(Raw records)
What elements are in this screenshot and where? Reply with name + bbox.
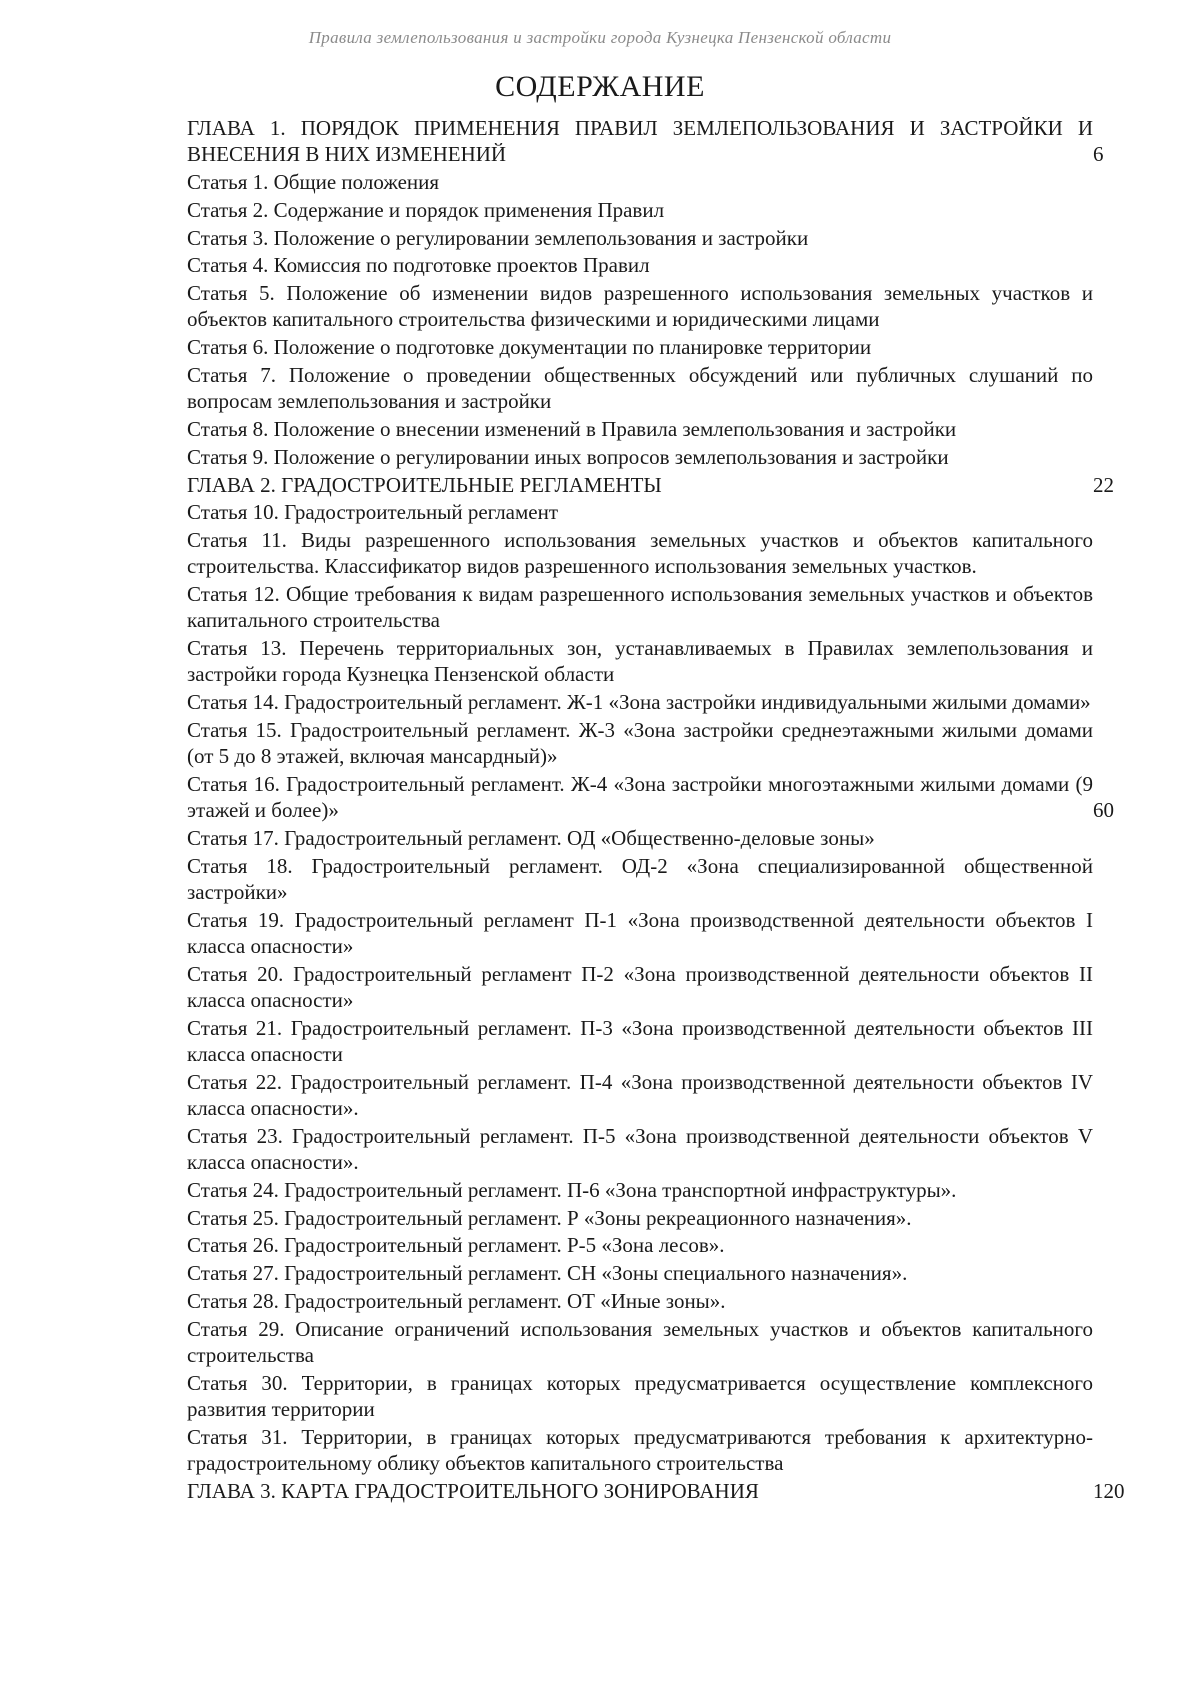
toc-entry-text: Статья 5. Положение об изменении видов разрешенного использования земельных участков и объектов капитального строительства физическими и юридическими лицами [187, 281, 1093, 332]
toc-entry-text: Статья 27. Градостроительный регламент. СН «Зоны специального назначения». [187, 1261, 908, 1286]
toc-entry-text: Статья 28. Градостроительный регламент. ОТ «Иные зоны». [187, 1288, 726, 1313]
toc-entry-text: Статья 22. Градостроительный регламент. П-4 «Зона производственной деятельности объектов IV класса опасности». [187, 1069, 1093, 1120]
toc-entry-text: Статья 23. Градостроительный регламент. П-5 «Зона производственной деятельности объектов V класса опасности». [187, 1123, 1093, 1174]
toc-article-19[interactable] [187, 907, 1093, 959]
toc-entry-text: ГЛАВА 3. КАРТА ГРАДОСТРОИТЕЛЬНОГО ЗОНИРОВАНИЯ [187, 1478, 759, 1503]
toc-entry-text: Статья 3. Положение о регулировании землепользования и застройки [187, 225, 809, 250]
toc-entry-text: Статья 8. Положение о внесении изменений в Правила землепользования и застройки [187, 416, 957, 441]
toc-article-17[interactable] [187, 825, 1093, 851]
toc-article-24[interactable] [187, 1177, 1093, 1203]
toc-article-13[interactable] [187, 635, 1093, 687]
toc-article-2[interactable] [187, 197, 1093, 223]
toc-article-6[interactable] [187, 334, 1093, 360]
toc-article-30[interactable] [187, 1370, 1093, 1422]
toc-entry-text: Статья 25. Градостроительный регламент. Р «Зоны рекреационного назначения». [187, 1205, 912, 1230]
toc-article-15[interactable] [187, 717, 1093, 769]
toc-page-number: 120 [1093, 1478, 1125, 1503]
toc-article-21[interactable] [187, 1015, 1093, 1067]
toc-entry-text: Статья 11. Виды разрешенного использования земельных участков и объектов капитального строительства. Классификатор видов разрешенного использования земельных участков. [187, 528, 1093, 579]
toc-entry-text: Статья 26. Градостроительный регламент. Р-5 «Зона лесов». [187, 1233, 725, 1258]
toc-entry-text: Статья 18. Градостроительный регламент. ОД-2 «Зона специализированной общественной застройки» [187, 853, 1093, 904]
toc-article-26[interactable] [187, 1232, 1093, 1258]
toc-entry-text: Статья 2. Содержание и порядок применения Правил [187, 197, 665, 222]
toc-article-23[interactable] [187, 1123, 1093, 1175]
toc-article-31[interactable] [187, 1424, 1093, 1476]
toc-article-1[interactable] [187, 169, 1093, 195]
toc-article-4[interactable] [187, 252, 1093, 278]
toc-entry-text: Статья 31. Территории, в границах которых предусматриваются требования к архитектурно-градостроительному облику объектов капитального строительства [187, 1424, 1093, 1475]
toc-entry-text: Статья 9. Положение о регулировании иных вопросов землепользования и застройки [187, 444, 949, 469]
toc-entry-text: ГЛАВА 1. ПОРЯДОК ПРИМЕНЕНИЯ ПРАВИЛ ЗЕМЛЕПОЛЬЗОВАНИЯ И ЗАСТРОЙКИ И ВНЕСЕНИЯ В НИХ ИЗМЕНЕНИЙ [187, 116, 1093, 167]
toc-entry-text: Статья 14. Градостроительный регламент. Ж-1 «Зона застройки индивидуальными жилыми домами» [187, 690, 1091, 715]
running-header: Правила землепользования и застройки города Кузнецка Пензенской области [308, 28, 892, 47]
toc-entry-text: Статья 12. Общие требования к видам разрешенного использования земельных участков и объектов капитального строительства [187, 582, 1093, 633]
toc-entry-text: Статья 6. Положение о подготовке документации по планировке территории [187, 335, 872, 360]
toc-article-5[interactable] [187, 280, 1093, 332]
toc-article-25[interactable] [187, 1205, 1093, 1231]
toc-chapter-3[interactable] [187, 1478, 1125, 1504]
toc-entry-text: Статья 7. Положение о проведении общественных обсуждений или публичных слушаний по вопросам землепользования и застройки [187, 362, 1093, 414]
toc-article-3[interactable] [187, 225, 1093, 251]
toc-article-29[interactable] [187, 1316, 1093, 1368]
toc-page-number: 22 [1093, 472, 1114, 497]
toc-article-16[interactable] [187, 771, 1114, 823]
toc-title: СОДЕРЖАНИЕ [495, 70, 705, 103]
toc-article-22[interactable] [187, 1069, 1093, 1121]
toc-article-20[interactable] [187, 961, 1093, 1013]
toc-entry-text: Статья 17. Градостроительный регламент. ОД «Общественно-деловые зоны» [187, 825, 875, 850]
toc-entry-text: Статья 4. Комиссия по подготовке проектов Правил [187, 253, 650, 278]
toc-entry-text: Статья 30. Территории, в границах которых предусматривается осуществление комплексного развития территории [187, 1370, 1093, 1421]
toc-entry-text: Статья 1. Общие положения [187, 170, 440, 194]
toc-entry-text: Статья 24. Градостроительный регламент. П-6 «Зона транспортной инфраструктуры». [187, 1177, 957, 1202]
toc-entry-text: Статья 19. Градостроительный регламент П-1 «Зона производственной деятельности объектов I класса опасности» [187, 907, 1093, 958]
toc-chapter-1[interactable] [187, 115, 1104, 167]
toc-entry-text: Статья 10. Градостроительный регламент [187, 500, 559, 525]
toc-article-14[interactable] [187, 689, 1093, 715]
toc-page-number: 6 [1093, 142, 1104, 167]
toc-article-8[interactable] [187, 416, 1093, 442]
toc-entry-text: Статья 16. Градостроительный регламент. Ж-4 «Зона застройки многоэтажными жилыми домами (9 этажей и более)» [187, 771, 1093, 823]
toc-entry-text: Статья 15. Градостроительный регламент. Ж-3 «Зона застройки среднеэтажными жилыми домами (от 5 до 8 этажей, включая мансардный)» [187, 717, 1093, 769]
toc-article-7[interactable] [187, 362, 1093, 414]
table-of-contents [187, 115, 1125, 1506]
toc-article-28[interactable] [187, 1288, 1093, 1314]
toc-article-9[interactable] [187, 444, 1093, 470]
toc-article-27[interactable] [187, 1260, 1093, 1286]
toc-entry-text: Статья 29. Описание ограничений использования земельных участков и объектов капитального строительства [187, 1316, 1093, 1367]
toc-entry-text: Статья 13. Перечень территориальных зон, устанавливаемых в Правилах землепользования и застройки города Кузнецка Пензенской области [187, 636, 1093, 687]
toc-entry-text: Статья 21. Градостроительный регламент. П-3 «Зона производственной деятельности объектов III класса опасности [187, 1015, 1093, 1066]
toc-article-11[interactable] [187, 527, 1093, 579]
toc-entry-text: ГЛАВА 2. ГРАДОСТРОИТЕЛЬНЫЕ РЕГЛАМЕНТЫ [187, 472, 662, 497]
toc-entry-text: Статья 20. Градостроительный регламент П-2 «Зона производственной деятельности объектов II класса опасности» [187, 961, 1093, 1012]
toc-page-number: 60 [1093, 798, 1114, 823]
toc-article-10[interactable] [187, 499, 1093, 525]
toc-article-12[interactable] [187, 581, 1093, 633]
toc-chapter-2[interactable] [187, 472, 1114, 498]
toc-article-18[interactable] [187, 853, 1093, 905]
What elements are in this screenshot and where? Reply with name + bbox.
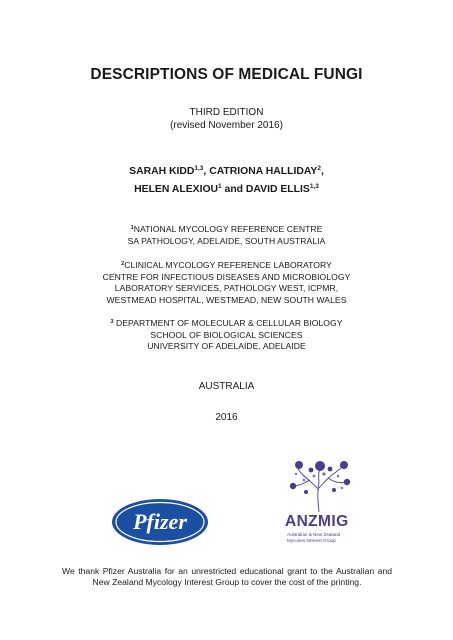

WHAT THIS TASK INVOLVES:
Turn the lines into a JSON list of strings, one per line, starting with the line containing "toc-entry-text: Статья 5." and going on through the line containing "toc-entry-text: Статья 27.".

CORRECT RESULT:
[
  "toc-entry-text: Статья 5. Положение об изменении видов разрешенного использования земельных участков и объектов капитального строительства физическими и юридическими лицами [187, 281, 1093, 332]",
  "toc-entry-text: Статья 27. Градостроительный регламент. СН «Зоны специального назначения». [187, 1261, 908, 1286]"
]